- _WORK TO DO_
Give only the number of lines in the data that contain the word "alasta".

- _PROVIDED MATERIAL_
/---
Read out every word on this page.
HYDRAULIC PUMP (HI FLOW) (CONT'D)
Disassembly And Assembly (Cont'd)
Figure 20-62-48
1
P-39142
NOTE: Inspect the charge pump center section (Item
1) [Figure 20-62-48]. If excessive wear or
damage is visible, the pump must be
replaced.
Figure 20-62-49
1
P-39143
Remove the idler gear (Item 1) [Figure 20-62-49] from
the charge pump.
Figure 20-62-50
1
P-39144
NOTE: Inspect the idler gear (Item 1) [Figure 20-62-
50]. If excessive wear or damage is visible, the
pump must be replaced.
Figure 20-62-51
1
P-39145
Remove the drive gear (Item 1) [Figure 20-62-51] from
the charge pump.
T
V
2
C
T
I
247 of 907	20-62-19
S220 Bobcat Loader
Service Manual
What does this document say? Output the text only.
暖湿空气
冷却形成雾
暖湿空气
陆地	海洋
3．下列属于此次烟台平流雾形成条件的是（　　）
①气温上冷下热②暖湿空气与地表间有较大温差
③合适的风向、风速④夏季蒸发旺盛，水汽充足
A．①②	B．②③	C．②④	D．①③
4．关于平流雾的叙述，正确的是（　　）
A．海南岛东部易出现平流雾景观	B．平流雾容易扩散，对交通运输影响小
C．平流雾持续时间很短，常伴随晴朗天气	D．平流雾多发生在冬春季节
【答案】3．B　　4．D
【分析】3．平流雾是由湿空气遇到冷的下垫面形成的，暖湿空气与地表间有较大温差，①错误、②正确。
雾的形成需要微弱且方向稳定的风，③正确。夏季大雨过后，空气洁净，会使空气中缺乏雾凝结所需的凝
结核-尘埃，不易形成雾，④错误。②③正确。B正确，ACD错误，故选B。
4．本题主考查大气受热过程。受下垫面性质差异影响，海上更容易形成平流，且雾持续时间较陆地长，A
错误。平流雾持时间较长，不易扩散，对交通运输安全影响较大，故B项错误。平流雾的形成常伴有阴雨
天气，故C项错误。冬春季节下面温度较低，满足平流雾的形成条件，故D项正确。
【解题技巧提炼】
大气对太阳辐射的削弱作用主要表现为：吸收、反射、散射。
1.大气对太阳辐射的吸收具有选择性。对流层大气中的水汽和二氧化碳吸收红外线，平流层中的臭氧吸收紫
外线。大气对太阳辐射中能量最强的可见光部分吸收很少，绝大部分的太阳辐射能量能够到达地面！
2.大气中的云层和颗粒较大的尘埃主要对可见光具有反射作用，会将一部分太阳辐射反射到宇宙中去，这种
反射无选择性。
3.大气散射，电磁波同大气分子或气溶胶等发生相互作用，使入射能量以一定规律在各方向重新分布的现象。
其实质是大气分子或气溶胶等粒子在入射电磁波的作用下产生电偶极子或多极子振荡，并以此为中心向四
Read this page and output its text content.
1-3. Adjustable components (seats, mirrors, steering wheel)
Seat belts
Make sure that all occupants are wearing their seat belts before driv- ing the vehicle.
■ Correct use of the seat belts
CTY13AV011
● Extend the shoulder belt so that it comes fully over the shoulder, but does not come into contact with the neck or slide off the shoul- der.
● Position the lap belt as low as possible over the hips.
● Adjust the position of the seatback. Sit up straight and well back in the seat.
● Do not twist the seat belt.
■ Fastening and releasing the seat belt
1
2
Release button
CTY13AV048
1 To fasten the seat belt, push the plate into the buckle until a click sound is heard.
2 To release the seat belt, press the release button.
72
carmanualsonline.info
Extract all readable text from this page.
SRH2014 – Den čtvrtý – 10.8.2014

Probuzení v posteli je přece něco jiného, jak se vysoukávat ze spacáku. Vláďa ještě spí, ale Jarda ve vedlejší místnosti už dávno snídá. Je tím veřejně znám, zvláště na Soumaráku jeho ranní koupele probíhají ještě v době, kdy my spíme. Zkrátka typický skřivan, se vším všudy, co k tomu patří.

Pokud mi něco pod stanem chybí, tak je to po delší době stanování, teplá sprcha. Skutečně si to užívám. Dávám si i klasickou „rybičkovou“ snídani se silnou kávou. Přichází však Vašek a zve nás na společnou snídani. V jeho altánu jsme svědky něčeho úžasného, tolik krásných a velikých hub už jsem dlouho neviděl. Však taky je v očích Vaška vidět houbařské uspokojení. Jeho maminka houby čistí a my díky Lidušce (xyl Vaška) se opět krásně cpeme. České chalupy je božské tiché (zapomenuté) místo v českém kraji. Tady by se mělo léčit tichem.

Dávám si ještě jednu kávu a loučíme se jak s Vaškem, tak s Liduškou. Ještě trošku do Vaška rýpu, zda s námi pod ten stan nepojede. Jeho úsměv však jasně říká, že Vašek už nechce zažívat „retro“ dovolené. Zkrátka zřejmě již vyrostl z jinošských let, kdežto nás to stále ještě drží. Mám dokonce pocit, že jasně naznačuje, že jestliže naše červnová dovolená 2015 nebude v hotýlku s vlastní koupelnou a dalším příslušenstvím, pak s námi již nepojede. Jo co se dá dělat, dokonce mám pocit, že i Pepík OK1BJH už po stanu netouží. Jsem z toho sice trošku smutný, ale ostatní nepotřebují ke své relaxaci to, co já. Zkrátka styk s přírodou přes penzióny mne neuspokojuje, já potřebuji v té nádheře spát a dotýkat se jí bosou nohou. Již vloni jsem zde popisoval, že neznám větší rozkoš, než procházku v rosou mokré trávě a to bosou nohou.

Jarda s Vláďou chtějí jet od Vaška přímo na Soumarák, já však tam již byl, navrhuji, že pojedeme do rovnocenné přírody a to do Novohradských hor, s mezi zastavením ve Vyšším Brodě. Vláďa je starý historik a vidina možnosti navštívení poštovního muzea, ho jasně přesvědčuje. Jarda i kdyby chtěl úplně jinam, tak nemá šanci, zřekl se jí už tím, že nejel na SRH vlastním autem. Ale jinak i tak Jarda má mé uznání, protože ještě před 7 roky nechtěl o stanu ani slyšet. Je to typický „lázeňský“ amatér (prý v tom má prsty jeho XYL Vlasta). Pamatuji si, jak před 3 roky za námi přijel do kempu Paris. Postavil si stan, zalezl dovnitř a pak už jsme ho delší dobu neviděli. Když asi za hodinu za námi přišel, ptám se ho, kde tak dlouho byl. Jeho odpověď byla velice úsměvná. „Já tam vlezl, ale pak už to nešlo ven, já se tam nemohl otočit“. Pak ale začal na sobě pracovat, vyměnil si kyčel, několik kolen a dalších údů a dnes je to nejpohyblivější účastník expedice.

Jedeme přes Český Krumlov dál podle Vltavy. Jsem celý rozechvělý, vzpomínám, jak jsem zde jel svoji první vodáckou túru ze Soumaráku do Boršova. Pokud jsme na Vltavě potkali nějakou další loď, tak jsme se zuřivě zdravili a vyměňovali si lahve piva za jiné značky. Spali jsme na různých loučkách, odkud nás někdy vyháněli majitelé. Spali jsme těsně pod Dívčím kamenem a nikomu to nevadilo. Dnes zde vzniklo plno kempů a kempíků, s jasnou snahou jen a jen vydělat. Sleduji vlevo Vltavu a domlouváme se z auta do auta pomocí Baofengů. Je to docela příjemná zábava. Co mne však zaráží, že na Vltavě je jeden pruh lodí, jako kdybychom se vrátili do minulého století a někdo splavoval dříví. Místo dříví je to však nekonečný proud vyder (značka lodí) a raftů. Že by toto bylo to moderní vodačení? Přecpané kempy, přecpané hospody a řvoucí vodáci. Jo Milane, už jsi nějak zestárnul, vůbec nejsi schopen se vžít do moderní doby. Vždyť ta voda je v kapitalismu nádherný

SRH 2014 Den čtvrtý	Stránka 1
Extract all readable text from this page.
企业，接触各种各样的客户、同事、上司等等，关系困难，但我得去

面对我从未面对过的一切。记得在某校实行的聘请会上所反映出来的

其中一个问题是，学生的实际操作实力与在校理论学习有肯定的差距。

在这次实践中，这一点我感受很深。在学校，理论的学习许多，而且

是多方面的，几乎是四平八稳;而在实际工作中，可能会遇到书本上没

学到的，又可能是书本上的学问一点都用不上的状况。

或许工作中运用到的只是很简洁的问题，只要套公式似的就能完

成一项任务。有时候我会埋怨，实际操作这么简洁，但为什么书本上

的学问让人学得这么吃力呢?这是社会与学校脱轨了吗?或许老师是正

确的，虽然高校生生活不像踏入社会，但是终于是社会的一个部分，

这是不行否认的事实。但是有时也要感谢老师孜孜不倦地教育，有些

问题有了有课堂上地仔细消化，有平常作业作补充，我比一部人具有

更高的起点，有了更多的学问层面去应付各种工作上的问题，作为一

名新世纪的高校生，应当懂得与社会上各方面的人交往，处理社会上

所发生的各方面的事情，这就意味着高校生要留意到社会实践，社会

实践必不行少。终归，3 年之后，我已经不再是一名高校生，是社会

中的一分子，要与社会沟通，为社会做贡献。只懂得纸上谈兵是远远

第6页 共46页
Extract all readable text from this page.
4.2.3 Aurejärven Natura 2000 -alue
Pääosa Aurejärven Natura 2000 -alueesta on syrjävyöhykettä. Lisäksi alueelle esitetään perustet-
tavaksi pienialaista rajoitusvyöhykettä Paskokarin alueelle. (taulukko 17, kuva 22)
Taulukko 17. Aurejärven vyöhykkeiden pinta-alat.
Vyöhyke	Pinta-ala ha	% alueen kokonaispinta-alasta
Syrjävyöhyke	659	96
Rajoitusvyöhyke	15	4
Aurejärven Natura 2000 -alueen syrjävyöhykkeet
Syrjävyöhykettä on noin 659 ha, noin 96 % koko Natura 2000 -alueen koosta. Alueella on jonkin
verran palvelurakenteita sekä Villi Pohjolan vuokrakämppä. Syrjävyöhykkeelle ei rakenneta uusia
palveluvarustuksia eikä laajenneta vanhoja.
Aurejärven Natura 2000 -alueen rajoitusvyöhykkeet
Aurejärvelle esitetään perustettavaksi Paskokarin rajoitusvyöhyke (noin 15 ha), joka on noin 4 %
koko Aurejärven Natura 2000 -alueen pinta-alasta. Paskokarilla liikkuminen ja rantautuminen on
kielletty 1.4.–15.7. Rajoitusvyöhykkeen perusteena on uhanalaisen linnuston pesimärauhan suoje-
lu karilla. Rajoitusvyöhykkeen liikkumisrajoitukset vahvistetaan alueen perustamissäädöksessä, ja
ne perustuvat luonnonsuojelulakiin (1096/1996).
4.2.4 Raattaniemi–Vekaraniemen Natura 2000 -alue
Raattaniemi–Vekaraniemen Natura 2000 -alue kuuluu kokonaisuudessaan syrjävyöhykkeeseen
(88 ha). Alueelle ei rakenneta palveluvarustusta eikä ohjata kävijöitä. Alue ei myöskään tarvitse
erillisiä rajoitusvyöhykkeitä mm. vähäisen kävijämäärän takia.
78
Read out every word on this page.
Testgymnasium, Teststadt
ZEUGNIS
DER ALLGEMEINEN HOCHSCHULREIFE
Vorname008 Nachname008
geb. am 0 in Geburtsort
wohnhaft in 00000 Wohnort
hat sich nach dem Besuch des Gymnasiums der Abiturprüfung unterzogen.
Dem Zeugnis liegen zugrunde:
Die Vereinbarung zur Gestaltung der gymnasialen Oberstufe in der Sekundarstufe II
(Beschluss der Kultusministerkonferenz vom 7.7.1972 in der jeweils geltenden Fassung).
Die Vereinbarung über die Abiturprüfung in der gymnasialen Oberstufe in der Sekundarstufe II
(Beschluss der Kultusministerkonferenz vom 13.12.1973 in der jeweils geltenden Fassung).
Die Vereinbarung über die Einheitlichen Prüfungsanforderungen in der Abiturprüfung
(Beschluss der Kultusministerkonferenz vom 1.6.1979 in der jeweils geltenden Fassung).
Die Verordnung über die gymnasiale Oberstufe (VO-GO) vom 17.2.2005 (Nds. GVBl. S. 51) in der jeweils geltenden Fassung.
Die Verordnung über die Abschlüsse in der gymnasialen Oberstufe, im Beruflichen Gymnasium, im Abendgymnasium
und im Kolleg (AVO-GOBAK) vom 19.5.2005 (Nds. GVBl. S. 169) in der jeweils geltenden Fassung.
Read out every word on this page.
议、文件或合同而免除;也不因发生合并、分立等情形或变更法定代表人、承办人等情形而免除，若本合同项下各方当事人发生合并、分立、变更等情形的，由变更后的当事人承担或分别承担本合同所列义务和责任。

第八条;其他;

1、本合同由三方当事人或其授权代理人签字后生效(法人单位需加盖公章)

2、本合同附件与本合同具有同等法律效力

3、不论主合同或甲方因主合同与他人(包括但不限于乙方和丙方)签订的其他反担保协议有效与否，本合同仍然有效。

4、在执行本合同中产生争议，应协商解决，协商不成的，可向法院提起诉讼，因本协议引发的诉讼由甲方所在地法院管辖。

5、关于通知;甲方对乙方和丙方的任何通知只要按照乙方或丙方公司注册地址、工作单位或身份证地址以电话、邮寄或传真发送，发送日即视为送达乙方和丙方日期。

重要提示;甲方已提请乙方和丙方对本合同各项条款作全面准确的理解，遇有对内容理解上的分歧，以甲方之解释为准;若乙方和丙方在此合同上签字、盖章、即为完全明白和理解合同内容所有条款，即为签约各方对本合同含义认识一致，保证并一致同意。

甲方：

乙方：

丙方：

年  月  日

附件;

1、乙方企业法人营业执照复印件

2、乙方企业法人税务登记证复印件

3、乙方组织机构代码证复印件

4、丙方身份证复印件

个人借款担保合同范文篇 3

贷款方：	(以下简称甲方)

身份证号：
\---
- _ANSWER TO THE EXERCISE_
2